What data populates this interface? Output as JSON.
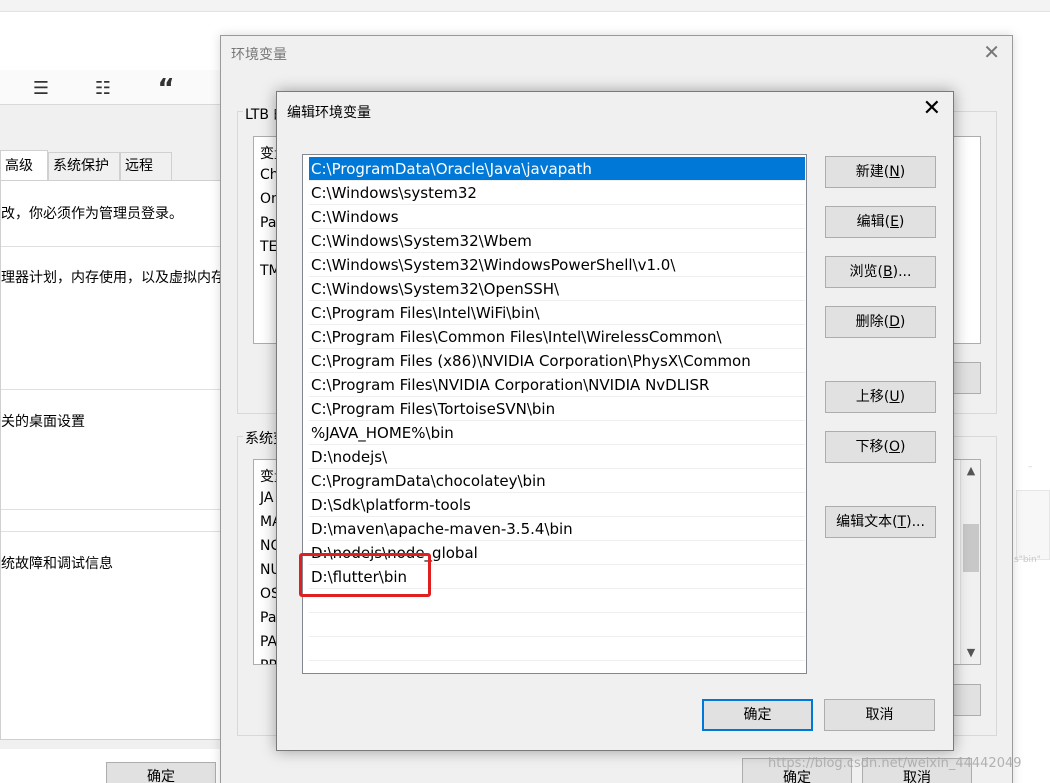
{
  "system_properties": {
    "tabs": [
      "高级",
      "系统保护",
      "远程"
    ],
    "texts": [
      "改，你必须作为管理员登录。",
      "理器计划，内存使用，以及虚拟内存",
      "关的桌面设置",
      "统故障和调试信息"
    ],
    "ok_label": "确定",
    "toolbar_icons": [
      "numbered-list-icon",
      "checklist-icon",
      "quote-icon"
    ]
  },
  "env_window": {
    "title": "环境变量",
    "user_group_label": "LTB 的用户变量(U)",
    "user_list_header": "变量",
    "user_rows": [
      "Ch",
      "On",
      "Pa",
      "TE",
      "TM"
    ],
    "system_group_label": "系统变量(S)",
    "system_list_header": "变量",
    "system_rows": [
      "JA",
      "MA",
      "NC",
      "NU",
      "OS",
      "Pa",
      "PA",
      "PR"
    ],
    "ok_label": "确定",
    "cancel_label": "取消"
  },
  "edit_dialog": {
    "title": "编辑环境变量",
    "paths": [
      "C:\\ProgramData\\Oracle\\Java\\javapath",
      "C:\\Windows\\system32",
      "C:\\Windows",
      "C:\\Windows\\System32\\Wbem",
      "C:\\Windows\\System32\\WindowsPowerShell\\v1.0\\",
      "C:\\Windows\\System32\\OpenSSH\\",
      "C:\\Program Files\\Intel\\WiFi\\bin\\",
      "C:\\Program Files\\Common Files\\Intel\\WirelessCommon\\",
      "C:\\Program Files (x86)\\NVIDIA Corporation\\PhysX\\Common",
      "C:\\Program Files\\NVIDIA Corporation\\NVIDIA NvDLISR",
      "C:\\Program Files\\TortoiseSVN\\bin",
      "%JAVA_HOME%\\bin",
      "D:\\nodejs\\",
      "C:\\ProgramData\\chocolatey\\bin",
      "D:\\Sdk\\platform-tools",
      "D:\\maven\\apache-maven-3.5.4\\bin",
      "D:\\nodejs\\node_global",
      "D:\\flutter\\bin"
    ],
    "selected_index": 0,
    "buttons": {
      "new_label": "新建(",
      "new_key": "N",
      "edit_label": "编辑(",
      "edit_key": "E",
      "browse_label": "浏览(",
      "browse_key": "B",
      "browse_suffix": ")...",
      "delete_label": "删除(",
      "delete_key": "D",
      "move_up_label": "上移(",
      "move_up_key": "U",
      "move_down_label": "下移(",
      "move_down_key": "O",
      "edit_text_label": "编辑文本(",
      "edit_text_key": "T",
      "edit_text_suffix": ")...",
      "close_paren": ")"
    },
    "ok_label": "确定",
    "cancel_label": "取消"
  },
  "watermark": "https://blog.csdn.net/weixin_44442049",
  "colors": {
    "selection": "#0078d7",
    "highlight": "#e02020"
  }
}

Exercise aim -> Please write out all of the material above without changing a word, and omit any pictures.

Result of this exercise ->
What data populates this interface? Output as JSON.
{
  "system_properties": {
    "tabs": [
      "高级",
      "系统保护",
      "远程"
    ],
    "texts": [
      "改，你必须作为管理员登录。",
      "理器计划，内存使用，以及虚拟内存",
      "关的桌面设置",
      "统故障和调试信息"
    ],
    "ok_label": "确定",
    "toolbar_icons": [
      "numbered-list-icon",
      "checklist-icon",
      "quote-icon"
    ]
  },
  "env_window": {
    "title": "环境变量",
    "user_group_label": "LTB 的用户变量(U)",
    "user_list_header": "变量",
    "user_rows": [
      "Ch",
      "On",
      "Pa",
      "TE",
      "TM"
    ],
    "system_group_label": "系统变量(S)",
    "system_list_header": "变量",
    "system_rows": [
      "JA",
      "MA",
      "NC",
      "NU",
      "OS",
      "Pa",
      "PA",
      "PR"
    ],
    "ok_label": "确定",
    "cancel_label": "取消"
  },
  "edit_dialog": {
    "title": "编辑环境变量",
    "paths": [
      "C:\\ProgramData\\Oracle\\Java\\javapath",
      "C:\\Windows\\system32",
      "C:\\Windows",
      "C:\\Windows\\System32\\Wbem",
      "C:\\Windows\\System32\\WindowsPowerShell\\v1.0\\",
      "C:\\Windows\\System32\\OpenSSH\\",
      "C:\\Program Files\\Intel\\WiFi\\bin\\",
      "C:\\Program Files\\Common Files\\Intel\\WirelessCommon\\",
      "C:\\Program Files (x86)\\NVIDIA Corporation\\PhysX\\Common",
      "C:\\Program Files\\NVIDIA Corporation\\NVIDIA NvDLISR",
      "C:\\Program Files\\TortoiseSVN\\bin",
      "%JAVA_HOME%\\bin",
      "D:\\nodejs\\",
      "C:\\ProgramData\\chocolatey\\bin",
      "D:\\Sdk\\platform-tools",
      "D:\\maven\\apache-maven-3.5.4\\bin",
      "D:\\nodejs\\node_global",
      "D:\\flutter\\bin"
    ],
    "selected_index": 0,
    "buttons": {
      "new_label": "新建(",
      "new_key": "N",
      "edit_label": "编辑(",
      "edit_key": "E",
      "browse_label": "浏览(",
      "browse_key": "B",
      "browse_suffix": ")...",
      "delete_label": "删除(",
      "delete_key": "D",
      "move_up_label": "上移(",
      "move_up_key": "U",
      "move_down_label": "下移(",
      "move_down_key": "O",
      "edit_text_label": "编辑文本(",
      "edit_text_key": "T",
      "edit_text_suffix": ")...",
      "close_paren": ")"
    },
    "ok_label": "确定",
    "cancel_label": "取消"
  },
  "watermark": "https://blog.csdn.net/weixin_44442049",
  "colors": {
    "selection": "#0078d7",
    "highlight": "#e02020"
  }
}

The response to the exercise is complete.